* Start Extracted data *

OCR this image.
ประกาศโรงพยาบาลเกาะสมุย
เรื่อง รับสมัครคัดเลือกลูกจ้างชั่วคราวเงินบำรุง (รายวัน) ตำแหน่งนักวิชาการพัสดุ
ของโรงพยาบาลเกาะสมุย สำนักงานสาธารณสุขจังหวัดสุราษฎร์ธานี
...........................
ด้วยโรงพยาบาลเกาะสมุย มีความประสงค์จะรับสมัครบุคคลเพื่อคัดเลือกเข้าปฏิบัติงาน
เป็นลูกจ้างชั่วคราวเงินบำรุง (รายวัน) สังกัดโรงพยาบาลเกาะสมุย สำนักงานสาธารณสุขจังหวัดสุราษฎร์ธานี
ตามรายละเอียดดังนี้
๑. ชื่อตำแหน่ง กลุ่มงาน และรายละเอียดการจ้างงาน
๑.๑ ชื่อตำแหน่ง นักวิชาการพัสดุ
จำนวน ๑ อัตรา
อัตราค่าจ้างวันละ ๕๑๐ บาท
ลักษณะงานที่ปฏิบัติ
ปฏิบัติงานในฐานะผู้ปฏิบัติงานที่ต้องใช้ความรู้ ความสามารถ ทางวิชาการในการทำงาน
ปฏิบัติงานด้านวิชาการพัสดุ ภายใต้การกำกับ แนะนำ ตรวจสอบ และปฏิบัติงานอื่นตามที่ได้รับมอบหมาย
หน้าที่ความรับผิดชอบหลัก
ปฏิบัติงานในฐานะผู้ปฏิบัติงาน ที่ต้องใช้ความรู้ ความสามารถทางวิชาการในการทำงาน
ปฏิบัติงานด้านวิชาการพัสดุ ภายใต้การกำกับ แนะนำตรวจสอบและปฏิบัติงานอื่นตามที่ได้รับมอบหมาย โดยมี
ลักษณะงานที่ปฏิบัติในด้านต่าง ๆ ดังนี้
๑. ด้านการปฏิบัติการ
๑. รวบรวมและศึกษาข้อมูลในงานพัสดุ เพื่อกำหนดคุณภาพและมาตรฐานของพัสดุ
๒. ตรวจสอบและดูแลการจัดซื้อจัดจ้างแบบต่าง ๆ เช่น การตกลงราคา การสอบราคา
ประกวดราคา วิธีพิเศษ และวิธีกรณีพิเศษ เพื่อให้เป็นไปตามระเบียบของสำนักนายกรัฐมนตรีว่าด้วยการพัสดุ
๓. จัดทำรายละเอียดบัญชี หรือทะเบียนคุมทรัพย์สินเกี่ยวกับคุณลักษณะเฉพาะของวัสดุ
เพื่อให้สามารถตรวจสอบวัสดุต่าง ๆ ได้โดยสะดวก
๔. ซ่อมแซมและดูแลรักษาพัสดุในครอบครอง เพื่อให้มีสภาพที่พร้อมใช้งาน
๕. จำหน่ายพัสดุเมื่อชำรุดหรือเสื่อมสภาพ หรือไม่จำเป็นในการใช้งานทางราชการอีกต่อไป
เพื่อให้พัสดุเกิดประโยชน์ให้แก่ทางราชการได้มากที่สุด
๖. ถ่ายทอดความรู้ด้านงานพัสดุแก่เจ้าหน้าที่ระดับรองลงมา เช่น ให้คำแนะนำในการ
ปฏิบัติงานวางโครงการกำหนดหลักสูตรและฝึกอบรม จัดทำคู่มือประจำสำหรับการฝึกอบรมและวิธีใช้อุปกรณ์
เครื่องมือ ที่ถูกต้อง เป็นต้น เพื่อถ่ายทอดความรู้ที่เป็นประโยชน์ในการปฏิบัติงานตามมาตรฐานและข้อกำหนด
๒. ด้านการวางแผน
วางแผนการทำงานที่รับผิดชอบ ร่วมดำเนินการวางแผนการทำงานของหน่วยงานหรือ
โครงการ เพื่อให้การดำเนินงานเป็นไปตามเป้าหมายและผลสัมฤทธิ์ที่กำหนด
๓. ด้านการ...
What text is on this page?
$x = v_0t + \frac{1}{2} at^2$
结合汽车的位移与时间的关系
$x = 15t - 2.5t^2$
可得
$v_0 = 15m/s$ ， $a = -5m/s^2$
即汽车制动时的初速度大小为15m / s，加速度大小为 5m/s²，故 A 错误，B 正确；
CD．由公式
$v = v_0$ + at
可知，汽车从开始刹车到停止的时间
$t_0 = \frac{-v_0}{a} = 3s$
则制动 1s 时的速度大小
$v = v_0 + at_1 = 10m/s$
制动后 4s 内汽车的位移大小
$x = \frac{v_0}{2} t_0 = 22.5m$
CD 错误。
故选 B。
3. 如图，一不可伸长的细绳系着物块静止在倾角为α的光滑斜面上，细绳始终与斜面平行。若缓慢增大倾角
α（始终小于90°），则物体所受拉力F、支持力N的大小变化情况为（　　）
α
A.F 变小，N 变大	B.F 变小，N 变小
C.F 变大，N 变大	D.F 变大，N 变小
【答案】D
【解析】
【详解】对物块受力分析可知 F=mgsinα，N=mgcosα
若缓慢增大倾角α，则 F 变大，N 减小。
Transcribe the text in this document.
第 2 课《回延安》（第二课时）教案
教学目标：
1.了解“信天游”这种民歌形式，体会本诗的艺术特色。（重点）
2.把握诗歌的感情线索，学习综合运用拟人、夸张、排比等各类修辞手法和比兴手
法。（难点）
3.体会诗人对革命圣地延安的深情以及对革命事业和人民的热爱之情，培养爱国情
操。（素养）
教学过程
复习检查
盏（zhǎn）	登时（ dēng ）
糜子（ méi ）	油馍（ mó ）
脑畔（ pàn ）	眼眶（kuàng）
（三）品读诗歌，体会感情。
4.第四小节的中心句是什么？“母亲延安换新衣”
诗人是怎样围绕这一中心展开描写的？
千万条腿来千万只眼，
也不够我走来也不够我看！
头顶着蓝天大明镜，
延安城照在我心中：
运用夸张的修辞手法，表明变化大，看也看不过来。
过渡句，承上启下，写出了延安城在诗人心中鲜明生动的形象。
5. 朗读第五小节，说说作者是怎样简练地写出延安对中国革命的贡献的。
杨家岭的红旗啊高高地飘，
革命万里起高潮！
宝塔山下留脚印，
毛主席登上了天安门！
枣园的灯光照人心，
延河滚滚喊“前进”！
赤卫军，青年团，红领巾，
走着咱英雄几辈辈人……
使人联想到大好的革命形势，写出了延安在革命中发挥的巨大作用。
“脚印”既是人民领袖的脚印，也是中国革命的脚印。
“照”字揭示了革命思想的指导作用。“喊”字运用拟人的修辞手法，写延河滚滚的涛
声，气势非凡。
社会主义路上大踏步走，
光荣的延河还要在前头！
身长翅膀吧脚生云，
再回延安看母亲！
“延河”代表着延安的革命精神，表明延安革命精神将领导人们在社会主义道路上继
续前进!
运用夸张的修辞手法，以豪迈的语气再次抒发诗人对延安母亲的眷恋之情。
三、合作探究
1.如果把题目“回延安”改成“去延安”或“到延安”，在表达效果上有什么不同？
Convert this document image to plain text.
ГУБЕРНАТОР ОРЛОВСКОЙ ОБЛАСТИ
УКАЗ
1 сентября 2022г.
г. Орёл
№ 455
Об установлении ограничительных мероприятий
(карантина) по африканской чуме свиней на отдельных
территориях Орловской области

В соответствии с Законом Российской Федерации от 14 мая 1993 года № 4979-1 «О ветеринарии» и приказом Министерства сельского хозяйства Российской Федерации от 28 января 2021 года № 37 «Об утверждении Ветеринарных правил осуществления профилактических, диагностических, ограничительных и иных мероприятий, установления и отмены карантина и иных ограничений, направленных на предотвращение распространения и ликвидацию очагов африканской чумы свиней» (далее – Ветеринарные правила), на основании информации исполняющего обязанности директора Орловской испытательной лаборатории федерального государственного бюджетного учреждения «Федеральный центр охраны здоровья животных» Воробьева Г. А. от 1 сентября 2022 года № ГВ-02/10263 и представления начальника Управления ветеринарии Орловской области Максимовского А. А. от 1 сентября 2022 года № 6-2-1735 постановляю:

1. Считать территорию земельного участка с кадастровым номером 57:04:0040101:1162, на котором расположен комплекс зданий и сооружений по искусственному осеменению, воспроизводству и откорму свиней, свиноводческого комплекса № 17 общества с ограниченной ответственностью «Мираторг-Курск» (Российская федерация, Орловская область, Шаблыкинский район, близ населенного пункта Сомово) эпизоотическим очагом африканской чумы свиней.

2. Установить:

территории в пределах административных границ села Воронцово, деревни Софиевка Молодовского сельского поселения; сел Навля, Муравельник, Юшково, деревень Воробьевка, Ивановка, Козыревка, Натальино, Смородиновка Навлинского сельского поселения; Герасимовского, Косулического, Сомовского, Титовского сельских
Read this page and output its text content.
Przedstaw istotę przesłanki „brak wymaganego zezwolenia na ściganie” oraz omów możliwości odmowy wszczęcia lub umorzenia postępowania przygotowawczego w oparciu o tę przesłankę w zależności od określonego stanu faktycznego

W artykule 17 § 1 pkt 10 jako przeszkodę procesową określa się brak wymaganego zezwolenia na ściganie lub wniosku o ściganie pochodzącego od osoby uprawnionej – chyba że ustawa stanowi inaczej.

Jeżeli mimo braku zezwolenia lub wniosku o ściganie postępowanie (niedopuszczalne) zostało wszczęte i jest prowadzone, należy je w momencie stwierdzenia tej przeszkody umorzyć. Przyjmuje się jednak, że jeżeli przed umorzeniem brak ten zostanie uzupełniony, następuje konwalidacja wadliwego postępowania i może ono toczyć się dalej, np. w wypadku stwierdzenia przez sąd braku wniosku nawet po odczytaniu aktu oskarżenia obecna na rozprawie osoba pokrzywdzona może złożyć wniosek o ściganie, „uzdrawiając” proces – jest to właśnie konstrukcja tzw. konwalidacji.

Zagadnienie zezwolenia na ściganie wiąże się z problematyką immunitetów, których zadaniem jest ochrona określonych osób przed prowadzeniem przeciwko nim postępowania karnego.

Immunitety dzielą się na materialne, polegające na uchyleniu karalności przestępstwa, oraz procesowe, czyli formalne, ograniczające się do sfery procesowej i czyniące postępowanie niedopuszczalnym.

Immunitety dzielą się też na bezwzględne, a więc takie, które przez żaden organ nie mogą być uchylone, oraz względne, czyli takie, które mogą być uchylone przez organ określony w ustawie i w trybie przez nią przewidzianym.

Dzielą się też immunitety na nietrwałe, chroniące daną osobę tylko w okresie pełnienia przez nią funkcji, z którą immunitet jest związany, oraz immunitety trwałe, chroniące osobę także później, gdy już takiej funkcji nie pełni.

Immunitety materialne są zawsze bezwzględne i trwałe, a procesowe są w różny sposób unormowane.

* End Extracted data *

Pull out all lines from the entries above in which the word "อตำแหน" appears.

๑. ชื่อตำแหน่ง กลุ่มงาน และรายละเอียดการจ้างงาน
๑.๑ ชื่อตำแหน่ง นักวิชาการพัสดุ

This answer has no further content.